(Stored items from a collection)
[Start]

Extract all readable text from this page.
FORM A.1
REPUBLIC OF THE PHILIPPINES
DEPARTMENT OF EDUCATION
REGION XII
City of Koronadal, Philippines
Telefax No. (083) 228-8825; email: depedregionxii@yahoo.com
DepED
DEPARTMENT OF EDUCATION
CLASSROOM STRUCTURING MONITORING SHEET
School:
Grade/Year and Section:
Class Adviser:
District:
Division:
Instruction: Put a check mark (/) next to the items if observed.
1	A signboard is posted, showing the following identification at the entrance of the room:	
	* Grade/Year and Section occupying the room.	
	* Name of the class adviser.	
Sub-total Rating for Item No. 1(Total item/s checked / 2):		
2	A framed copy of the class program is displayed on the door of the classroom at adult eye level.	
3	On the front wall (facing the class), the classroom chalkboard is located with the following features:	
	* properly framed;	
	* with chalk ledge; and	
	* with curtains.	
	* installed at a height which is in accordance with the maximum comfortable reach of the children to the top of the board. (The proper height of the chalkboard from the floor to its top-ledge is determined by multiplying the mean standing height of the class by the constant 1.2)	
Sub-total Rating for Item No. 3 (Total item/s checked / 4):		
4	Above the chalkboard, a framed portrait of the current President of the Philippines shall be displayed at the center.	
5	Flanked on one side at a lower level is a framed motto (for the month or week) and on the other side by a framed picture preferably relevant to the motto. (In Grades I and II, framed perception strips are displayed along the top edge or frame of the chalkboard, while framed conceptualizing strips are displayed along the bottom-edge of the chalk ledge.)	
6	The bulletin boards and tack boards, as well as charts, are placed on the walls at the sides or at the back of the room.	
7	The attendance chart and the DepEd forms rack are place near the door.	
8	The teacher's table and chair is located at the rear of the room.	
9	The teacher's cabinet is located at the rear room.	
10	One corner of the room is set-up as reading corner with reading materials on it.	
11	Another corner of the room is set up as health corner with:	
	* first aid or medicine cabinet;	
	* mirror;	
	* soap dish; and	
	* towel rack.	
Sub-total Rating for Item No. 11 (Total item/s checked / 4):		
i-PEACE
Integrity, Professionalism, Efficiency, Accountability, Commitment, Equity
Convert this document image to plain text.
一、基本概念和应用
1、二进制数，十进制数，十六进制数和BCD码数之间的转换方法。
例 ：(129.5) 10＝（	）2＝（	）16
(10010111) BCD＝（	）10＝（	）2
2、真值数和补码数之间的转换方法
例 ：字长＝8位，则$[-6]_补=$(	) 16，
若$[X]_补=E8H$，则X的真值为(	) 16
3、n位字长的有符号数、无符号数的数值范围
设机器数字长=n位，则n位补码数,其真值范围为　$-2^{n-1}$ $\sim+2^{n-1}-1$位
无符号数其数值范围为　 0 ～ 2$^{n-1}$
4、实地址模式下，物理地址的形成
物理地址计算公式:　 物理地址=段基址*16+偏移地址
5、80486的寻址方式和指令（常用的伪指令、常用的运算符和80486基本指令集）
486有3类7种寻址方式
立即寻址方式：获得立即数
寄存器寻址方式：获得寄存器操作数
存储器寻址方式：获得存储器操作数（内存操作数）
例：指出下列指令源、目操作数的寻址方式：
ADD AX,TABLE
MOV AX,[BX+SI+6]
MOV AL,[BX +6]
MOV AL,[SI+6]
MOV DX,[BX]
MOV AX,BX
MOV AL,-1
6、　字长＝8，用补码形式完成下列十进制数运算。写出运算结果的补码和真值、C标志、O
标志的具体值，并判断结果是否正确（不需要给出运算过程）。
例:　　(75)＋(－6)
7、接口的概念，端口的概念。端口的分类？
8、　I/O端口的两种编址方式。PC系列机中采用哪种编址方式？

[End]

Description of the task:
Check every line of the data, and copy the ones that contain "with".

Result of this exercise:
3	On the front wall (facing the class), the classroom chalkboard is located with the following features:	
	* with chalk ledge; and	
	* with curtains.	
	* installed at a height which is in accordance with the maximum comfortable reach of the children to the top of the board. (The proper height of the chalkboard from the floor to its top-ledge is determined by multiplying the mean standing height of the class by the constant 1.2)	
10	One corner of the room is set-up as reading corner with reading materials on it.	
11	Another corner of the room is set up as health corner with:	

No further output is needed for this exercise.